Data items:
# # # # #

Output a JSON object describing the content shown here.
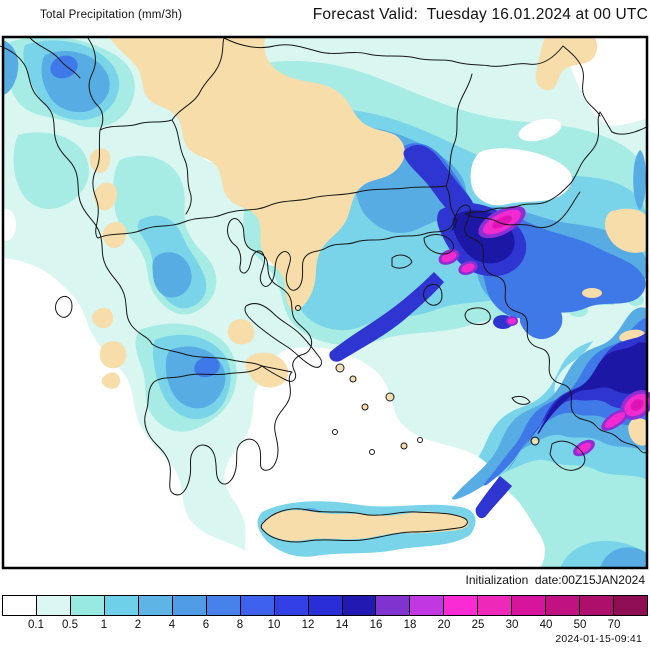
{
  "header": {
    "product_label": "Total Precipitation (mm/3h)",
    "forecast_label": "Forecast Valid:  Tuesday 16.01.2024 at 00 UTC"
  },
  "footer": {
    "initialization_label": "Initialization  date:00Z15JAN2024",
    "generated_timestamp": "2024-01-15-09:41"
  },
  "legend": {
    "units": "mm/3h",
    "tick_labels": [
      "0.1",
      "0.5",
      "1",
      "2",
      "4",
      "6",
      "8",
      "10",
      "12",
      "14",
      "16",
      "18",
      "20",
      "25",
      "30",
      "40",
      "50",
      "70"
    ],
    "colors": [
      "#ffffff",
      "#dcf7f3",
      "#97e9e1",
      "#6ed0e9",
      "#5fb4e6",
      "#4f9ce4",
      "#4682ea",
      "#3e62ee",
      "#3340e6",
      "#2a2ed6",
      "#2119b2",
      "#8033cf",
      "#c138e2",
      "#fb2bd3",
      "#ee28b8",
      "#d6149c",
      "#c11281",
      "#ae0f6b",
      "#8f0d52"
    ]
  },
  "map": {
    "frame_color": "#000000",
    "coastline_color": "#161616",
    "dry_land_color": "#f6dda9",
    "no_precip_color": "#ffffff",
    "light_precip_color": "#d9f6f1",
    "heavy_core_color": "#f32ad0"
  }
}
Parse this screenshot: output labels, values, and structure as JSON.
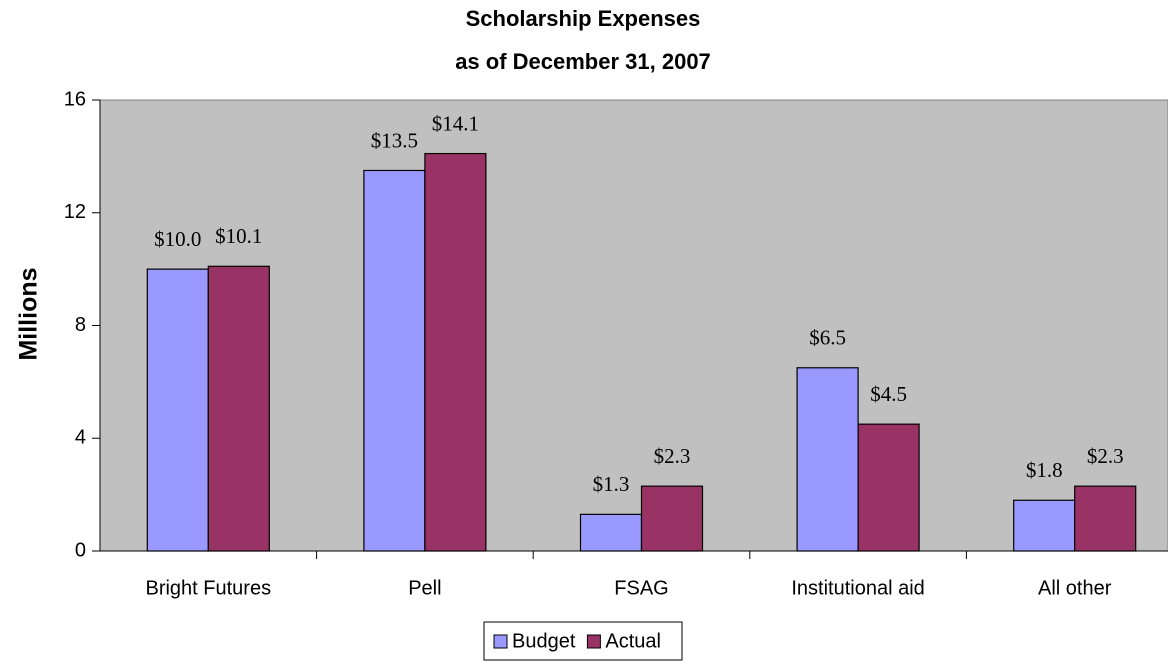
{
  "chart_data": {
    "type": "bar",
    "title": "Scholarship Expenses",
    "subtitle": "as of December 31, 2007",
    "y_axis_label": "Millions",
    "categories": [
      "Bright Futures",
      "Pell",
      "FSAG",
      "Institutional aid",
      "All other"
    ],
    "series": [
      {
        "name": "Budget",
        "color": "#9999ff",
        "values": [
          10.0,
          13.5,
          1.3,
          6.5,
          1.8
        ],
        "value_labels": [
          "$10.0",
          "$13.5",
          "$1.3",
          "$6.5",
          "$1.8"
        ]
      },
      {
        "name": "Actual",
        "color": "#993366",
        "values": [
          10.1,
          14.1,
          2.3,
          4.5,
          2.3
        ],
        "value_labels": [
          "$10.1",
          "$14.1",
          "$2.3",
          "$4.5",
          "$2.3"
        ]
      }
    ],
    "ylim": [
      0,
      16
    ],
    "yticks": [
      0,
      4,
      8,
      12,
      16
    ],
    "plot_background": "#c0c0c0",
    "legend": "bottom"
  }
}
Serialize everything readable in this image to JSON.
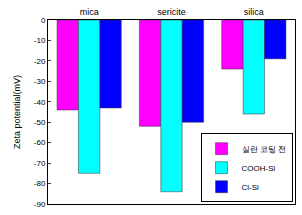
{
  "chart_data": {
    "type": "bar",
    "y_label": "Zeta potential(mV)",
    "categories": [
      "mica",
      "sericite",
      "silica"
    ],
    "series": [
      {
        "name": "실란 코팅 전",
        "color": "#ff00ff",
        "values": [
          -44,
          -52,
          -24
        ]
      },
      {
        "name": "COOH-Si",
        "color": "#00ffff",
        "values": [
          -75,
          -84,
          -46
        ]
      },
      {
        "name": "Cl-Si",
        "color": "#0000ff",
        "values": [
          -43,
          -50,
          -19
        ]
      }
    ],
    "ylim": [
      -90,
      0
    ],
    "yticks": [
      -90,
      -80,
      -70,
      -60,
      -50,
      -40,
      -30,
      -20,
      -10,
      0
    ],
    "grid": false,
    "legend": "lower right"
  }
}
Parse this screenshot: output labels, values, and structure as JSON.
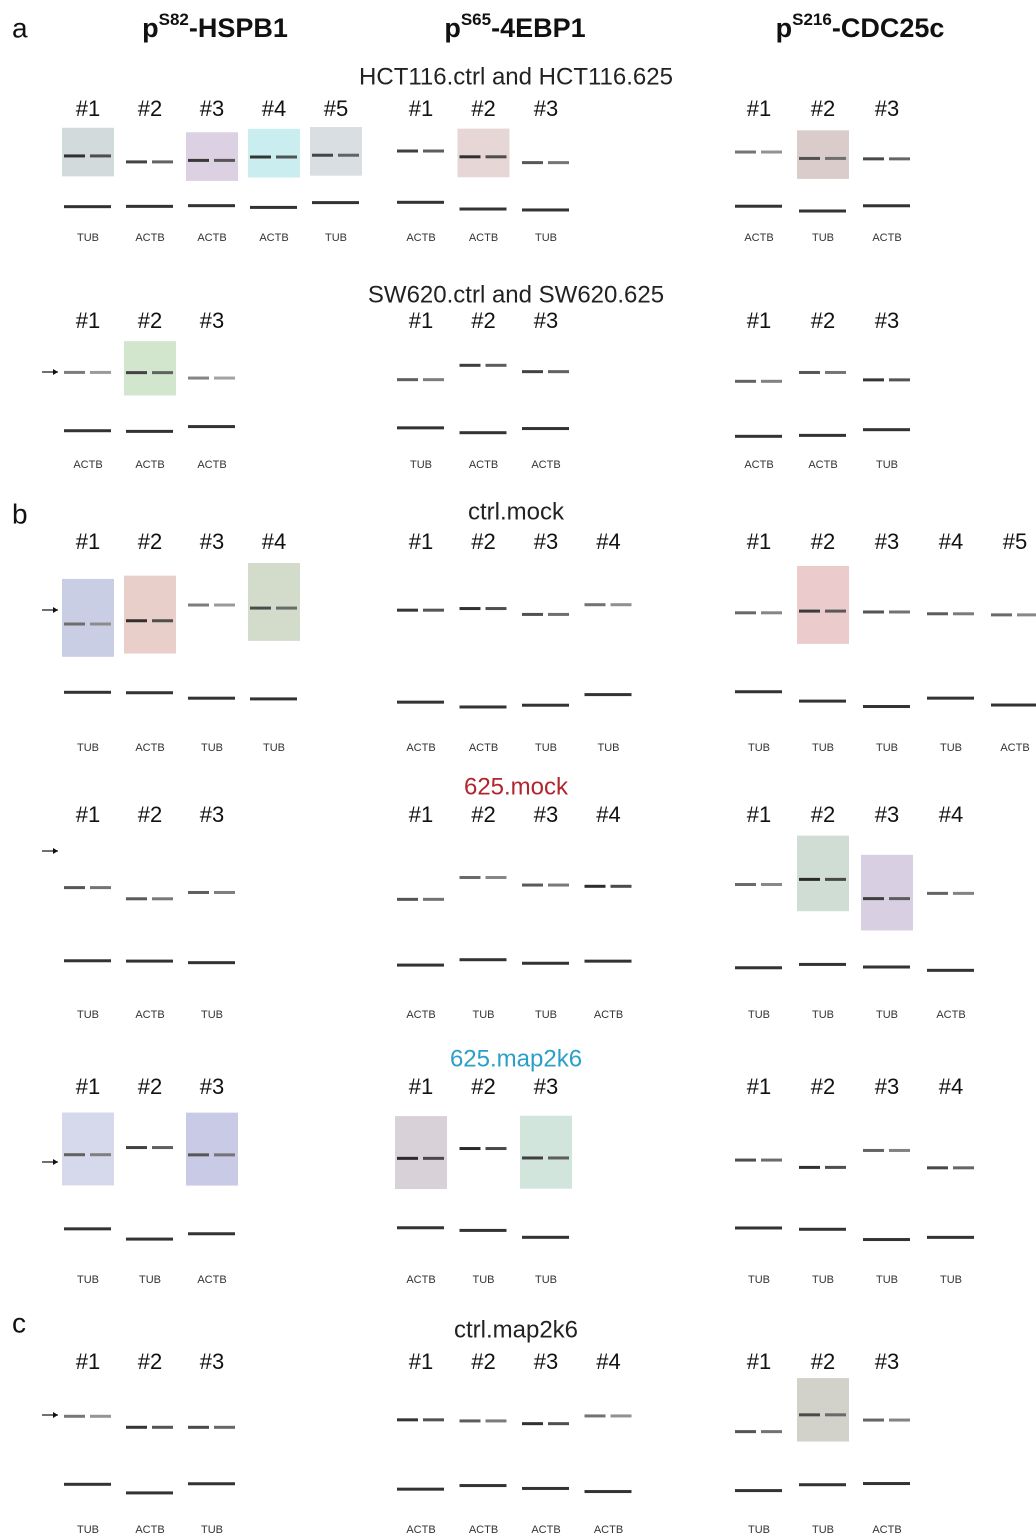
{
  "headers": [
    {
      "prefix": "p",
      "sup": "S82",
      "suffix": "-HSPB1"
    },
    {
      "prefix": "p",
      "sup": "S65",
      "suffix": "-4EBP1"
    },
    {
      "prefix": "p",
      "sup": "S216",
      "suffix": "-CDC25c"
    }
  ],
  "sections": [
    {
      "panel": "a",
      "title": "HCT116.ctrl and HCT116.625",
      "color": "#222222",
      "columns": [
        [
          {
            "lane": "#1",
            "loading": "TUB"
          },
          {
            "lane": "#2",
            "loading": "ACTB"
          },
          {
            "lane": "#3",
            "loading": "ACTB"
          },
          {
            "lane": "#4",
            "loading": "ACTB"
          },
          {
            "lane": "#5",
            "loading": "TUB"
          }
        ],
        [
          {
            "lane": "#1",
            "loading": "ACTB"
          },
          {
            "lane": "#2",
            "loading": "ACTB"
          },
          {
            "lane": "#3",
            "loading": "TUB"
          }
        ],
        [
          {
            "lane": "#1",
            "loading": "ACTB"
          },
          {
            "lane": "#2",
            "loading": "TUB"
          },
          {
            "lane": "#3",
            "loading": "ACTB"
          }
        ]
      ]
    },
    {
      "title": "SW620.ctrl and SW620.625",
      "color": "#222222",
      "columns": [
        [
          {
            "lane": "#1",
            "loading": "ACTB"
          },
          {
            "lane": "#2",
            "loading": "ACTB"
          },
          {
            "lane": "#3",
            "loading": "ACTB"
          }
        ],
        [
          {
            "lane": "#1",
            "loading": "TUB"
          },
          {
            "lane": "#2",
            "loading": "ACTB"
          },
          {
            "lane": "#3",
            "loading": "ACTB"
          }
        ],
        [
          {
            "lane": "#1",
            "loading": "ACTB"
          },
          {
            "lane": "#2",
            "loading": "ACTB"
          },
          {
            "lane": "#3",
            "loading": "TUB"
          }
        ]
      ]
    },
    {
      "panel": "b",
      "title": "ctrl.mock",
      "color": "#222222",
      "columns": [
        [
          {
            "lane": "#1",
            "loading": "TUB"
          },
          {
            "lane": "#2",
            "loading": "ACTB"
          },
          {
            "lane": "#3",
            "loading": "TUB"
          },
          {
            "lane": "#4",
            "loading": "TUB"
          }
        ],
        [
          {
            "lane": "#1",
            "loading": "ACTB"
          },
          {
            "lane": "#2",
            "loading": "ACTB"
          },
          {
            "lane": "#3",
            "loading": "TUB"
          },
          {
            "lane": "#4",
            "loading": "TUB"
          }
        ],
        [
          {
            "lane": "#1",
            "loading": "TUB"
          },
          {
            "lane": "#2",
            "loading": "TUB"
          },
          {
            "lane": "#3",
            "loading": "TUB"
          },
          {
            "lane": "#4",
            "loading": "TUB"
          },
          {
            "lane": "#5",
            "loading": "ACTB"
          }
        ]
      ]
    },
    {
      "title": "625.mock",
      "color": "#b0262d",
      "columns": [
        [
          {
            "lane": "#1",
            "loading": "TUB"
          },
          {
            "lane": "#2",
            "loading": "ACTB"
          },
          {
            "lane": "#3",
            "loading": "TUB"
          }
        ],
        [
          {
            "lane": "#1",
            "loading": "ACTB"
          },
          {
            "lane": "#2",
            "loading": "TUB"
          },
          {
            "lane": "#3",
            "loading": "TUB"
          },
          {
            "lane": "#4",
            "loading": "ACTB"
          }
        ],
        [
          {
            "lane": "#1",
            "loading": "TUB"
          },
          {
            "lane": "#2",
            "loading": "TUB"
          },
          {
            "lane": "#3",
            "loading": "TUB"
          },
          {
            "lane": "#4",
            "loading": "ACTB"
          }
        ]
      ]
    },
    {
      "title": "625.map2k6",
      "color": "#2aa0c8",
      "columns": [
        [
          {
            "lane": "#1",
            "loading": "TUB"
          },
          {
            "lane": "#2",
            "loading": "TUB"
          },
          {
            "lane": "#3",
            "loading": "ACTB"
          }
        ],
        [
          {
            "lane": "#1",
            "loading": "ACTB"
          },
          {
            "lane": "#2",
            "loading": "TUB"
          },
          {
            "lane": "#3",
            "loading": "TUB"
          }
        ],
        [
          {
            "lane": "#1",
            "loading": "TUB"
          },
          {
            "lane": "#2",
            "loading": "TUB"
          },
          {
            "lane": "#3",
            "loading": "TUB"
          },
          {
            "lane": "#4",
            "loading": "TUB"
          }
        ]
      ]
    },
    {
      "panel": "c",
      "title": "ctrl.map2k6",
      "color": "#222222",
      "columns": [
        [
          {
            "lane": "#1",
            "loading": "TUB"
          },
          {
            "lane": "#2",
            "loading": "ACTB"
          },
          {
            "lane": "#3",
            "loading": "TUB"
          }
        ],
        [
          {
            "lane": "#1",
            "loading": "ACTB"
          },
          {
            "lane": "#2",
            "loading": "ACTB"
          },
          {
            "lane": "#3",
            "loading": "ACTB"
          },
          {
            "lane": "#4",
            "loading": "ACTB"
          }
        ],
        [
          {
            "lane": "#1",
            "loading": "TUB"
          },
          {
            "lane": "#2",
            "loading": "TUB"
          },
          {
            "lane": "#3",
            "loading": "ACTB"
          }
        ]
      ]
    }
  ]
}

# # # # #

*Aim of the exercise*
Write down only the number of lines that contain the string "JSON" in the listing.

*Output of the exercise*
4